Extracted records
-*-*-

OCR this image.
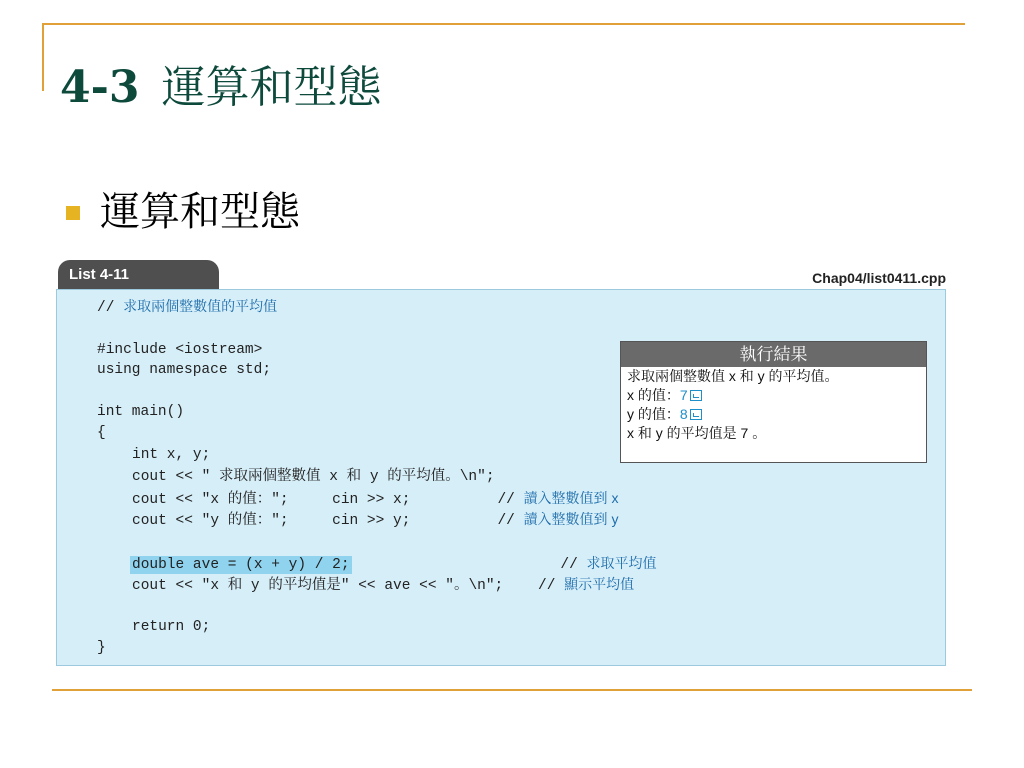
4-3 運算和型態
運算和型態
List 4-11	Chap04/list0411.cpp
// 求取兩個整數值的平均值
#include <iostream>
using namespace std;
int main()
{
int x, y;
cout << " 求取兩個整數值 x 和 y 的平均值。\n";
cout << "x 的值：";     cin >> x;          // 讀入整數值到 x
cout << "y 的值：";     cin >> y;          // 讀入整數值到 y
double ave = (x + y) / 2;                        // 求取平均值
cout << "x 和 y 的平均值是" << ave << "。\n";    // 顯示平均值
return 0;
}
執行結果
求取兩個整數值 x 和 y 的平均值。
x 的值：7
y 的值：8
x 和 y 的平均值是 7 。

-*-*-

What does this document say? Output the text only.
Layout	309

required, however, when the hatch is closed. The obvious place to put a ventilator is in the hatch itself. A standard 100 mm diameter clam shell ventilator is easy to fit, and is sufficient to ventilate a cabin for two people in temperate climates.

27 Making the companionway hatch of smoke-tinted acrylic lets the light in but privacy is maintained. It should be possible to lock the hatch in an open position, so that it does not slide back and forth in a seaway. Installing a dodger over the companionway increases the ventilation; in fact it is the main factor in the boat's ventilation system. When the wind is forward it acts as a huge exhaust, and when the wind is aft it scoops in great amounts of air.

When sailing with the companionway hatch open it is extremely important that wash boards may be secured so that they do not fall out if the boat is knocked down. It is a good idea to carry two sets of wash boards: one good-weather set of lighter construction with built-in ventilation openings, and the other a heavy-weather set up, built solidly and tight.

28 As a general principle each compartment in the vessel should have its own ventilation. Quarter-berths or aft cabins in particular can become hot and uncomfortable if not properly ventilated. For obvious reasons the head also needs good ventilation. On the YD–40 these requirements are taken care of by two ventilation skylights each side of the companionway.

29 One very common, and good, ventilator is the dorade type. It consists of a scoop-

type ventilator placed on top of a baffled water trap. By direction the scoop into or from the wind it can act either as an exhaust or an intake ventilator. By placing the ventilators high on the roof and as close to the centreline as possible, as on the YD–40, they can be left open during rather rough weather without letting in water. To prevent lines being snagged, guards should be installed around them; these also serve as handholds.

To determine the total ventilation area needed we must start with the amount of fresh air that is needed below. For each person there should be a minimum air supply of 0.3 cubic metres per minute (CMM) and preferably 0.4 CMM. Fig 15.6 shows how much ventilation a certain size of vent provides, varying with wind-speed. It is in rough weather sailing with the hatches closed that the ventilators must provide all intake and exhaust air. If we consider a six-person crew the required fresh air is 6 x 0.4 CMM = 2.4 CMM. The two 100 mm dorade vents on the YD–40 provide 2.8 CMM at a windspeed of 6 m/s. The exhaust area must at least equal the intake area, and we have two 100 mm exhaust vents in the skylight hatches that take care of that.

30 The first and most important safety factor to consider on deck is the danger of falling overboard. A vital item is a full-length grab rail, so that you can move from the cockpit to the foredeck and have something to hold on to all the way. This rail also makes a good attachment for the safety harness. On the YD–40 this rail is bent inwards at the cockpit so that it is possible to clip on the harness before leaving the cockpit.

-*-*-

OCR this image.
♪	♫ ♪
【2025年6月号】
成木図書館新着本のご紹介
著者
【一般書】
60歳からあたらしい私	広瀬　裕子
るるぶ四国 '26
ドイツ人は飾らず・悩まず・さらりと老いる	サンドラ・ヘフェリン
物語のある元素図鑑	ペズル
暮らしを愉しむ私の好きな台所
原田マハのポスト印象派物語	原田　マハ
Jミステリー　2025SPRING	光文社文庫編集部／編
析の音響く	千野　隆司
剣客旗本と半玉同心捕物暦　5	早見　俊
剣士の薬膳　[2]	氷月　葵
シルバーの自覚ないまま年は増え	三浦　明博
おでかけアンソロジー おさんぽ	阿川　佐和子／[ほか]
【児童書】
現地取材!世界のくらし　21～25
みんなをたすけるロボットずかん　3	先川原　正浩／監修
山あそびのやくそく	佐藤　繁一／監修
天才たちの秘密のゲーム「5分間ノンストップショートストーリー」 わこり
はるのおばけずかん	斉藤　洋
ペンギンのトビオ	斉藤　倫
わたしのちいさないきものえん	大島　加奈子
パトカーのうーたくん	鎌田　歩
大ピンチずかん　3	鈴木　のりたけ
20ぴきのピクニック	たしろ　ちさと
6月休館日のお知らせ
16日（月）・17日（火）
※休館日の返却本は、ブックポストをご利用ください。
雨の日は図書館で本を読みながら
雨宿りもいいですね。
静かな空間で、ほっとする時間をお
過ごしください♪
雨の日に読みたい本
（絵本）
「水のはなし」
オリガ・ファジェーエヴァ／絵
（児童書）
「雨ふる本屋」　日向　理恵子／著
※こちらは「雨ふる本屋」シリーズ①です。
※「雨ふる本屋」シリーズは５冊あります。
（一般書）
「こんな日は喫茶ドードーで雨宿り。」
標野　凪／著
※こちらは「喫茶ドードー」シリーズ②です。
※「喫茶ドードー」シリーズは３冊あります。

-*-*-

> Problem to work on: Within the listing above, copy each line that has the string "雨ふる本屋".

> Solution:
「雨ふる本屋」　日向　理恵子／著
※こちらは「雨ふる本屋」シリーズ①です。
※「雨ふる本屋」シリーズは５冊あります。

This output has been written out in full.